DIRECTIONS FOR THIS TASK:
Quote the whole listing verbatim.

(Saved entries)
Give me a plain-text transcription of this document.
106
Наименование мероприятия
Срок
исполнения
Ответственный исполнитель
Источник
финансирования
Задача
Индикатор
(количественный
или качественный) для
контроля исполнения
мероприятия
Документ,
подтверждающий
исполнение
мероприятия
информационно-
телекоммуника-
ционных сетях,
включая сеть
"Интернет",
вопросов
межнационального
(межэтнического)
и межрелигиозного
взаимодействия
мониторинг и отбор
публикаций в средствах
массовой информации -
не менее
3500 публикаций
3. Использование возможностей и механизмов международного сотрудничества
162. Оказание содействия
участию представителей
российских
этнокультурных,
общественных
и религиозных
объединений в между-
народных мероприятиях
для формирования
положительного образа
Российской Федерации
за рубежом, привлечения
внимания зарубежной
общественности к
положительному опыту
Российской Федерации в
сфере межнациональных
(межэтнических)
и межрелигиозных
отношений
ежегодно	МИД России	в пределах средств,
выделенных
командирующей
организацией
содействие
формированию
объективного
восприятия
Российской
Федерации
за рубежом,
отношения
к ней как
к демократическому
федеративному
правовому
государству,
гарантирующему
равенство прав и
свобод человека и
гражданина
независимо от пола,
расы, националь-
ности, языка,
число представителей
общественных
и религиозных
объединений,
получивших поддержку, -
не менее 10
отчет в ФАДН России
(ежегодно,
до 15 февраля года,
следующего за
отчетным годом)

SOLUTION TO THE EXERCISE:
Give me a plain-text transcription of this document.
106
Наименование мероприятия
Срок
исполнения
Ответственный исполнитель
Источник
финансирования
Задача
Индикатор
(количественный
или качественный) для
контроля исполнения
мероприятия
Документ,
подтверждающий
исполнение
мероприятия
информационно-
телекоммуника-
ционных сетях,
включая сеть
"Интернет",
вопросов
межнационального
(межэтнического)
и межрелигиозного
взаимодействия
мониторинг и отбор
публикаций в средствах
массовой информации -
не менее
3500 публикаций
3. Использование возможностей и механизмов международного сотрудничества
162. Оказание содействия
участию представителей
российских
этнокультурных,
общественных
и религиозных
объединений в между-
народных мероприятиях
для формирования
положительного образа
Российской Федерации
за рубежом, привлечения
внимания зарубежной
общественности к
положительному опыту
Российской Федерации в
сфере межнациональных
(межэтнических)
и межрелигиозных
отношений
ежегодно	МИД России	в пределах средств,
выделенных
командирующей
организацией
содействие
формированию
объективного
восприятия
Российской
Федерации
за рубежом,
отношения
к ней как
к демократическому
федеративному
правовому
государству,
гарантирующему
равенство прав и
свобод человека и
гражданина
независимо от пола,
расы, националь-
ности, языка,
число представителей
общественных
и религиозных
объединений,
получивших поддержку, -
не менее 10
отчет в ФАДН России
(ежегодно,
до 15 февраля года,
следующего за
отчетным годом)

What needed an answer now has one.